* START Dataset excerpts *

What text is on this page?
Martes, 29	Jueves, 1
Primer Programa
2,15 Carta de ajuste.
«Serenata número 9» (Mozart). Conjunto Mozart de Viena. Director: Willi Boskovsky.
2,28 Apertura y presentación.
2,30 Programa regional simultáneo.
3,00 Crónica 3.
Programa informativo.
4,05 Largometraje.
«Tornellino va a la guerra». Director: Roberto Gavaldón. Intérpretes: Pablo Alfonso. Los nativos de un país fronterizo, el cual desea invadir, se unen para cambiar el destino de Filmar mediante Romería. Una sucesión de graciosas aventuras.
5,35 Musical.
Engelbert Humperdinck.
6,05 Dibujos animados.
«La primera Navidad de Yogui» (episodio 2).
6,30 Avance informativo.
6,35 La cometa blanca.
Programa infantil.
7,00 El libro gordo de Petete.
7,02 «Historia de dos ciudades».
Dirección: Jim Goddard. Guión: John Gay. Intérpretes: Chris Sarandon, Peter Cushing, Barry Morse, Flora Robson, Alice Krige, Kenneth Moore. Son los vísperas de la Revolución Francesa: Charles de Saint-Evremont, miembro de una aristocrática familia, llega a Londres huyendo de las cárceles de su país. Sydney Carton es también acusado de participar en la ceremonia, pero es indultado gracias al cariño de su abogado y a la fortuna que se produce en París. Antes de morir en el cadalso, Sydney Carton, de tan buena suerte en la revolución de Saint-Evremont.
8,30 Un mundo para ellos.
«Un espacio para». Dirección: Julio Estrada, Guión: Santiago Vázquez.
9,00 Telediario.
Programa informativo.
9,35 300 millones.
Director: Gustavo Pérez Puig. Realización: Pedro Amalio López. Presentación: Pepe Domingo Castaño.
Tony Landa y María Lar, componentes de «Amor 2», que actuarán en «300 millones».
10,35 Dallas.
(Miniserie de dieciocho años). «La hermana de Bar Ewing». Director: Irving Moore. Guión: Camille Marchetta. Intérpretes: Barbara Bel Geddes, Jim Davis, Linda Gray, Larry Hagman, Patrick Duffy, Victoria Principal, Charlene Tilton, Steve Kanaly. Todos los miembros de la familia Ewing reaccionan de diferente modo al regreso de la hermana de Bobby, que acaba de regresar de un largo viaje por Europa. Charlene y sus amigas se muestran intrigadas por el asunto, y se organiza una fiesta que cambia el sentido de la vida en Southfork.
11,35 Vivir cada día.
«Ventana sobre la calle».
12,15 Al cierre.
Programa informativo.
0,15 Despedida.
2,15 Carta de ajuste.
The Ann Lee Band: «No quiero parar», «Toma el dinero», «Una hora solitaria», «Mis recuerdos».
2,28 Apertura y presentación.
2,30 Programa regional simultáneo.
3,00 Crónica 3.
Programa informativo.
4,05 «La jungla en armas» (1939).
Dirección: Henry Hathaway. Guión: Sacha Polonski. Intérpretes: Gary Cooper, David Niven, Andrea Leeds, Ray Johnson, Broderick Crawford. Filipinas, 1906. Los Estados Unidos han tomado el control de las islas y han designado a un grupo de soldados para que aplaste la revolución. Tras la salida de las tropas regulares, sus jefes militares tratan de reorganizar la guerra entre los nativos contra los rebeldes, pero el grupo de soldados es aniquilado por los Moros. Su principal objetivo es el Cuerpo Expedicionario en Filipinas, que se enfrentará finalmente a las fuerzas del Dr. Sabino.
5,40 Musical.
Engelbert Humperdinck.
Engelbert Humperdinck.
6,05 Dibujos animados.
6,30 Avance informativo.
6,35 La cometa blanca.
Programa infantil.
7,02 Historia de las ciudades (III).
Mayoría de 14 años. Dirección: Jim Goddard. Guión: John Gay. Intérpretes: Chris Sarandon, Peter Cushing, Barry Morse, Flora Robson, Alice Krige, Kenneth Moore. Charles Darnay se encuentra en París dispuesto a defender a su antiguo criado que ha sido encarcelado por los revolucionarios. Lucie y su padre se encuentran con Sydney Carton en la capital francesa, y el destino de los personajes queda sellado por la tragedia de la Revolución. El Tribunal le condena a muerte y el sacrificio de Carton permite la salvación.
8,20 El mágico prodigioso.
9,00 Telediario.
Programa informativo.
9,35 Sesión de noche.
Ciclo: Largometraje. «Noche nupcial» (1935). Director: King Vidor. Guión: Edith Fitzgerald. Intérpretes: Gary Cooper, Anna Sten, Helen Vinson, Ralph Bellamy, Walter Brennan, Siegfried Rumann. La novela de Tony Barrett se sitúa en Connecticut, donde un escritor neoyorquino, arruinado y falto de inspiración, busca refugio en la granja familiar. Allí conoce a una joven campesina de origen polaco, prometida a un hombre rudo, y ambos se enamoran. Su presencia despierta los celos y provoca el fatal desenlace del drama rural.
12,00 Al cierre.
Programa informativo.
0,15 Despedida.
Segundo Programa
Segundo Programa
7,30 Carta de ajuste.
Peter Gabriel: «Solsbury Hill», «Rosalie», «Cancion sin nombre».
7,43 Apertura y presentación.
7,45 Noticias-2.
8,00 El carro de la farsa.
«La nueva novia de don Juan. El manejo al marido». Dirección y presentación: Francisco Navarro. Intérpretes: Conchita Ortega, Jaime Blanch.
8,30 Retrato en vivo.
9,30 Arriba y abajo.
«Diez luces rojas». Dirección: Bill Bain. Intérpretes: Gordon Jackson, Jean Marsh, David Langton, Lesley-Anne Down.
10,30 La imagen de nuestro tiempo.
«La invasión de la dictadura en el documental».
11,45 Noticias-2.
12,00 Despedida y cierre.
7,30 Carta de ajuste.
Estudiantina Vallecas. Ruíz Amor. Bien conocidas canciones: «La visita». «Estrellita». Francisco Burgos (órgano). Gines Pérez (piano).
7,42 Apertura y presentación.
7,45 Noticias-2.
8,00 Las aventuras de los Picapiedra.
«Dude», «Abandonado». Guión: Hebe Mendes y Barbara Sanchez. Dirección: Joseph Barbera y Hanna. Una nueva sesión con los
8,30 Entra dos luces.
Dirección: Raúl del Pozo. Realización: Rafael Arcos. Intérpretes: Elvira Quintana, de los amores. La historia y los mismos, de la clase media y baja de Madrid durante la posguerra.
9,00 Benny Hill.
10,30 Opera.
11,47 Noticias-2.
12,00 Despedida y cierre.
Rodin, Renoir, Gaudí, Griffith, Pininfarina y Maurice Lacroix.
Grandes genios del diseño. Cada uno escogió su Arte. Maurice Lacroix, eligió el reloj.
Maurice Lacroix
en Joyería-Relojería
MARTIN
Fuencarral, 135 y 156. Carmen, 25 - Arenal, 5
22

* END Dataset excerpts *

• **Exercise goal**
Show the lines that mention the word "Lacroix".

• **Expected answer**
Rodin, Renoir, Gaudí, Griffith, Pininfarina y Maurice Lacroix.
Grandes genios del diseño. Cada uno escogió su Arte. Maurice Lacroix, eligió el reloj.
Maurice Lacroix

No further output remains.